PROVIDED MATERIAL -
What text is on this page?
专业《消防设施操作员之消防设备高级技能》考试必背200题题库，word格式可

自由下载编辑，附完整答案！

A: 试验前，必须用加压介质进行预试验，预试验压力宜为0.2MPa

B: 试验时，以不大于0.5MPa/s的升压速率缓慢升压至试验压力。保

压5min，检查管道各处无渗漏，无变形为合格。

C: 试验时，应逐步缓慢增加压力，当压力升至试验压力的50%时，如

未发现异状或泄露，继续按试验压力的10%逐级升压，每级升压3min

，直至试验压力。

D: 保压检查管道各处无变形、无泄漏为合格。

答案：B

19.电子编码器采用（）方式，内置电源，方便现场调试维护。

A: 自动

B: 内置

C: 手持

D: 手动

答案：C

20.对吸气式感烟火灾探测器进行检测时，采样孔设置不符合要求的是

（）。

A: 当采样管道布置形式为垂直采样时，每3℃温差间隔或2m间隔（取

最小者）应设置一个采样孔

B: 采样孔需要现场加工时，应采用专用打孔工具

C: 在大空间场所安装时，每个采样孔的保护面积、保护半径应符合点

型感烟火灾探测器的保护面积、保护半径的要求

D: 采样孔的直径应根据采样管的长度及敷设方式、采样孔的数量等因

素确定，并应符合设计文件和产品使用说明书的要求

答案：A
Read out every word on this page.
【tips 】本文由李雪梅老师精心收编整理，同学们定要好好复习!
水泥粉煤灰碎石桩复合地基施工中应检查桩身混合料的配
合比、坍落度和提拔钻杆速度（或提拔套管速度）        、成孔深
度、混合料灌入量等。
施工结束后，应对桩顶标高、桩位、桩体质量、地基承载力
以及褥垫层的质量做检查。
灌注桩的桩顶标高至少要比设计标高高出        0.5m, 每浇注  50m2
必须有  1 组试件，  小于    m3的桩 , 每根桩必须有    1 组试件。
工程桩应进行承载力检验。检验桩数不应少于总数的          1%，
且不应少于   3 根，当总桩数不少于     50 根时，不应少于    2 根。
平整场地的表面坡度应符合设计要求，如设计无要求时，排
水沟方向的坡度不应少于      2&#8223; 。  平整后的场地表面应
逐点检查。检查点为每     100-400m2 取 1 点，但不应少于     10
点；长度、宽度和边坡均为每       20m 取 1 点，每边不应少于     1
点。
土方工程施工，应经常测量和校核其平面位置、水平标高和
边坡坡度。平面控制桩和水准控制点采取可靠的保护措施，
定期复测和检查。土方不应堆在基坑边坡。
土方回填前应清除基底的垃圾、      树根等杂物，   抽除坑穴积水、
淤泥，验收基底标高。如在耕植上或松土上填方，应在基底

WHAT TO DO -
Reproduce every record, matching each line exactly.

ANSWER TO THE PROBLEM -
What text is on this page?
专业《消防设施操作员之消防设备高级技能》考试必背200题题库，word格式可

自由下载编辑，附完整答案！

A: 试验前，必须用加压介质进行预试验，预试验压力宜为0.2MPa

B: 试验时，以不大于0.5MPa/s的升压速率缓慢升压至试验压力。保

压5min，检查管道各处无渗漏，无变形为合格。

C: 试验时，应逐步缓慢增加压力，当压力升至试验压力的50%时，如

未发现异状或泄露，继续按试验压力的10%逐级升压，每级升压3min

，直至试验压力。

D: 保压检查管道各处无变形、无泄漏为合格。

答案：B

19.电子编码器采用（）方式，内置电源，方便现场调试维护。

A: 自动

B: 内置

C: 手持

D: 手动

答案：C

20.对吸气式感烟火灾探测器进行检测时，采样孔设置不符合要求的是

（）。

A: 当采样管道布置形式为垂直采样时，每3℃温差间隔或2m间隔（取

最小者）应设置一个采样孔

B: 采样孔需要现场加工时，应采用专用打孔工具

C: 在大空间场所安装时，每个采样孔的保护面积、保护半径应符合点

型感烟火灾探测器的保护面积、保护半径的要求

D: 采样孔的直径应根据采样管的长度及敷设方式、采样孔的数量等因

素确定，并应符合设计文件和产品使用说明书的要求

答案：A
Read out every word on this page.
【tips 】本文由李雪梅老师精心收编整理，同学们定要好好复习!
水泥粉煤灰碎石桩复合地基施工中应检查桩身混合料的配
合比、坍落度和提拔钻杆速度（或提拔套管速度）        、成孔深
度、混合料灌入量等。
施工结束后，应对桩顶标高、桩位、桩体质量、地基承载力
以及褥垫层的质量做检查。
灌注桩的桩顶标高至少要比设计标高高出        0.5m, 每浇注  50m2
必须有  1 组试件，  小于    m3的桩 , 每根桩必须有    1 组试件。
工程桩应进行承载力检验。检验桩数不应少于总数的          1%，
且不应少于   3 根，当总桩数不少于     50 根时，不应少于    2 根。
平整场地的表面坡度应符合设计要求，如设计无要求时，排
水沟方向的坡度不应少于      2&#8223; 。  平整后的场地表面应
逐点检查。检查点为每     100-400m2 取 1 点，但不应少于     10
点；长度、宽度和边坡均为每       20m 取 1 点，每边不应少于     1
点。
土方工程施工，应经常测量和校核其平面位置、水平标高和
边坡坡度。平面控制桩和水准控制点采取可靠的保护措施，
定期复测和检查。土方不应堆在基坑边坡。
土方回填前应清除基底的垃圾、      树根等杂物，   抽除坑穴积水、
淤泥，验收基底标高。如在耕植上或松土上填方，应在基底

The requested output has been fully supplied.